* START Record excerpts *

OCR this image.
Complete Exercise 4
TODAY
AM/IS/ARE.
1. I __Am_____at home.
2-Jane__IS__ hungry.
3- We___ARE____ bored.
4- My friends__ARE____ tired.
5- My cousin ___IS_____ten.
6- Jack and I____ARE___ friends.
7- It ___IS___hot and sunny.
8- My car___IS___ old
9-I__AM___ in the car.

* END Record excerpts *

■ Exercise details
Exactly reproduce the material above.

■ Solved problem
OCR this image.
Complete Exercise 4
TODAY
AM/IS/ARE.
1. I __Am_____at home.
2-Jane__IS__ hungry.
3- We___ARE____ bored.
4- My friends__ARE____ tired.
5- My cousin ___IS_____ten.
6- Jack and I____ARE___ friends.
7- It ___IS___hot and sunny.
8- My car___IS___ old
9-I__AM___ in the car.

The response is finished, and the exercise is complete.